PARTS OF THE EXERCISE
**1.** Name every defensive play type listed in the table of the article on Ersan Ilyasova.
**2.** Pick up the article on Ersan Ilyasova after its final sentence and keep writing.

TEXT SECTION
<<<<

To reiterate here, the ranking is based on players with approximately as many or more possessions in the category than the subject, Ilyasova.  Overall, it looks like Ilyasova isn't elite in any category, but that's not exactly 100% true.  Among players with as many spot-up possessions or more, only four PFs or Cs posted better spot-up PPP than Ilyasova.  That's very encouraging, because the Pistons essentially gave up nothing in return for one of the best spot-up big men in the league.  It is pretty funny to see that the Bucks didn't run a single iso possession for Ilyasova, but it shouldn't be concerning.  What is a bit troubling is that Ilyasova didn't perform better as the PnR roll-man.  I don't get to watch a whole lot of Ilyasova, so I'll throw in this caveat: The middling efficiency in PnR situations is less troubling if he spent more time rolling to the basket than popping out to the perimeter.  I have a feeling that the issue is the way Jason Kidd used him, but it's hard to say exactly by just looking at the numbers.  In Detroit, I'm confident that he'll be used mostly as a pop man, because Detroit has one of the better roll-men in the game already in tow in Andre Drummond.

The defensive play-type stats suggest that Ilyasova isn't going to do much to improve a mediocre 2014-15 Pistons defense:

Ersan Ilyasova
Possessions
PPP Allowed
NBA Rank
Isolation
45
0.71
41/200
PnR Roll-Man
32
1.44
112/112
Post-Up
94
0.86
45/71
Spot-Up
128
1.08
140/162
The one area where you think the fairly mobile Ilyasova would succeed (closing out on shooters) is one of his worst categories.  You can try to write off his struggles against the pick-and-roll or in isolation situations by arguing that the numbers come in a small sample size.  You can't do that with his spot-up struggles.  He was legitimately awful defending against pending shooters during the 2014-15 season.  That should be a caution point to watch for during the upcoming season, and may cause SVG to get creative late in games if Ilyasova can't hold his own defensively against another team's stretch four.

With all things considered, I'm excited about the Ilyasova acquisition.  The Pistons essentially gave up nothing of value for a player who will most likely start and do so adequately for the team in 2015-16.  He's an ideal fit for Stan Van Gundy's offense if his outside shot is falling, and should help improve the quality of the offense as a whole through effectively playing his style.  If things don't work out, as mentioned above, the Pistons didn't really give anything up for him other than cap space, and they can simply release him next summer and eat a very small portion of what he's owed.  Usually you look for a move's reward to be somewhat in-line with its risk.  This move feels like it has a moderate return with minimal risk; that's what you really want your front office to go for at this stage of a rebuild.

>>>>

SUPPLIED INFORMATION
<<<<

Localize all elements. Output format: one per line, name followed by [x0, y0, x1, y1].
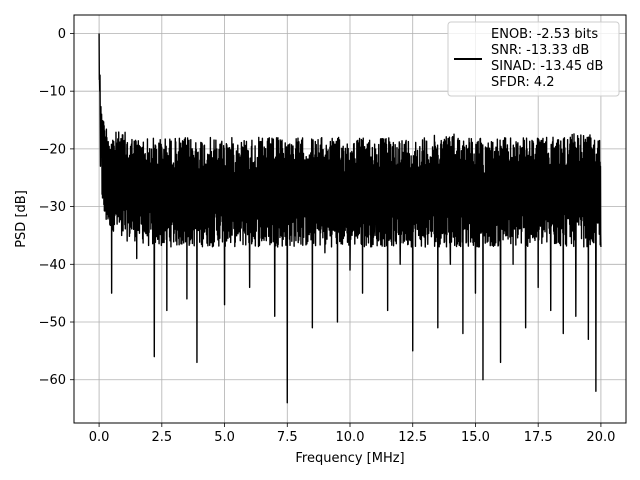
y-tick-label: −20 — [39, 142, 66, 157]
x-tick-label: 10.0 — [336, 430, 365, 445]
x-tick-label: 7.5 — [277, 430, 298, 445]
plot-area — [98, 33, 602, 404]
y-tick-label: −50 — [39, 316, 66, 331]
legend: ENOB: -2.53 bits SNR: -13.33 dB SINAD: -… — [447, 21, 620, 97]
psd-series-line — [98, 33, 602, 404]
x-tick-label: 15.0 — [461, 430, 490, 445]
x-axis-ticks: 0.0 2.5 5.0 7.5 10.0 12.5 15.0 17.5 20.0 — [89, 423, 615, 445]
legend-line-sinad: SINAD: -13.45 dB — [491, 59, 603, 74]
x-tick-label: 20.0 — [586, 430, 615, 445]
x-tick-label: 0.0 — [89, 430, 110, 445]
x-axis-label: Frequency [MHz] — [295, 451, 404, 466]
y-tick-label: −40 — [39, 258, 66, 273]
y-tick-label: −60 — [39, 373, 66, 388]
y-tick-label: −10 — [39, 85, 66, 100]
y-tick-label: 0 — [58, 27, 66, 42]
y-axis-label: PSD [dB] — [14, 190, 29, 248]
y-tick-label: −30 — [39, 200, 66, 215]
legend-box — [447, 21, 620, 97]
y-axis-ticks: 0 −10 −20 −30 −40 −50 −60 — [39, 27, 74, 388]
x-tick-label: 5.0 — [214, 430, 235, 445]
x-tick-label: 12.5 — [398, 430, 427, 445]
legend-line-sfdr: SFDR: 4.2 — [491, 75, 555, 90]
x-tick-label: 17.5 — [524, 430, 553, 445]
legend-line-enob: ENOB: -2.53 bits — [491, 27, 598, 42]
legend-line-snr: SNR: -13.33 dB — [491, 43, 589, 58]
x-tick-label: 2.5 — [151, 430, 172, 445]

>>>>

TASK-BY-TASK RESULTS
**1.** Isolation, PnR Roll-Man, Post-Up, Spot-Up

**2.**
Considered in this move's risk/cost is the effect that it has on the rest of the Pistons' off-season.  The first thing that comes to mind is that Greg Monroe is almost certainly out the door after this acquisition.  With Anthony Tolliver offering a good low-cost option off the bench, it wouldn't make any sense to spend big money on Monroe, who doesn't fit the team's style of play nearly as well as Ilyasova and would cost almost twice as much.  The PF position should be set, with any other additions at the position likely being of the low-key variety.  However, I wouldn't completely rule out making a big splash at the position just because of the Ilyasova deal.  Considering his contract situation, Ilyasova could perfectly bridge the gap if the Pistons were to draft a young PF with the 8th (or whatever 1st round pick they end up with) pick.  Actually, I would feel much more comfortable picking Kristaps Porzingis at #8 now.  There's absolutely zero pressure for any PF taken in the first round to play in the first two years if he's not ready.  If a drafted PF is ready right away, you offer Ilyasova the option to move to the bench, or cut him loose.  That's great flexibility to have going into a pivotal offseason.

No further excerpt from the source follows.